Aim:
Pick out the lines containing "作为回复".

====================

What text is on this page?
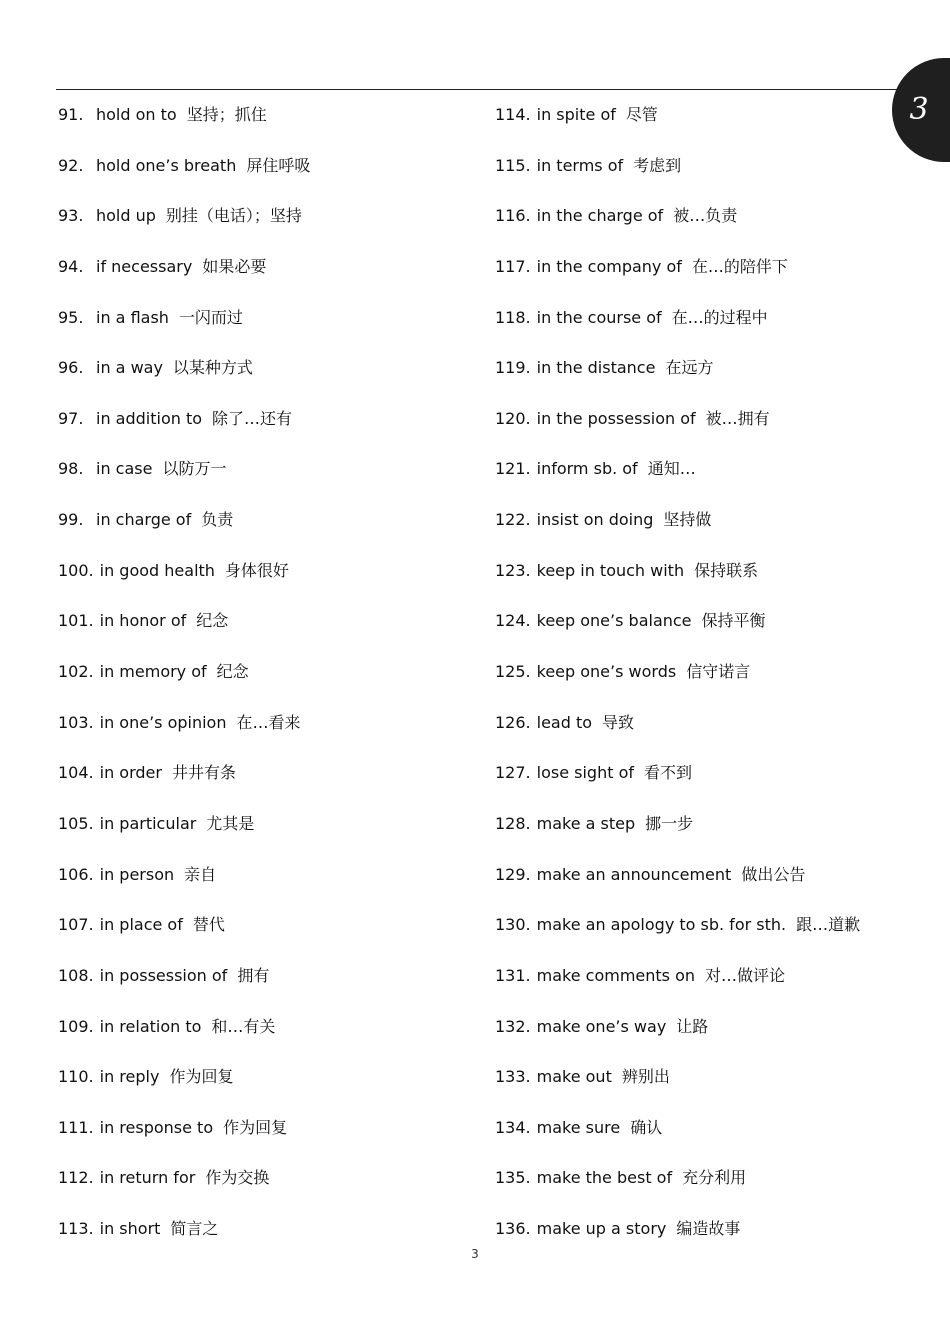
3
91. hold on to 坚持；抓住
92. hold one’s breath 屏住呼吸
93. hold up 别挂（电话）；坚持
94. if necessary 如果必要
95. in a flash 一闪而过
96. in a way 以某种方式
97. in addition to 除了…还有
98. in case 以防万一
99. in charge of 负责
100. in good health 身体很好
101. in honor of 纪念
102. in memory of 纪念
103. in one’s opinion 在…看来
104. in order 井井有条
105. in particular 尤其是
106. in person 亲自
107. in place of 替代
108. in possession of 拥有
109. in relation to 和…有关
110. in reply 作为回复
111. in response to 作为回复
112. in return for 作为交换
113. in short 简言之
114. in spite of 尽管
115. in terms of 考虑到
116. in the charge of 被…负责
117. in the company of 在…的陪伴下
118. in the course of 在…的过程中
119. in the distance 在远方
120. in the possession of 被…拥有
121. inform sb. of 通知…
122. insist on doing 坚持做
123. keep in touch with 保持联系
124. keep one’s balance 保持平衡
125. keep one’s words 信守诺言
126. lead to 导致
127. lose sight of 看不到
128. make a step 挪一步
129. make an announcement 做出公告
130. make an apology to sb. for sth. 跟…道歉
131. make comments on 对…做评论
132. make one’s way 让路
133. make out 辨别出
134. make sure 确认
135. make the best of 充分利用
136. make up a story 编造故事
3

====================

Solution to this problem:
110. in reply 作为回复
111. in response to 作为回复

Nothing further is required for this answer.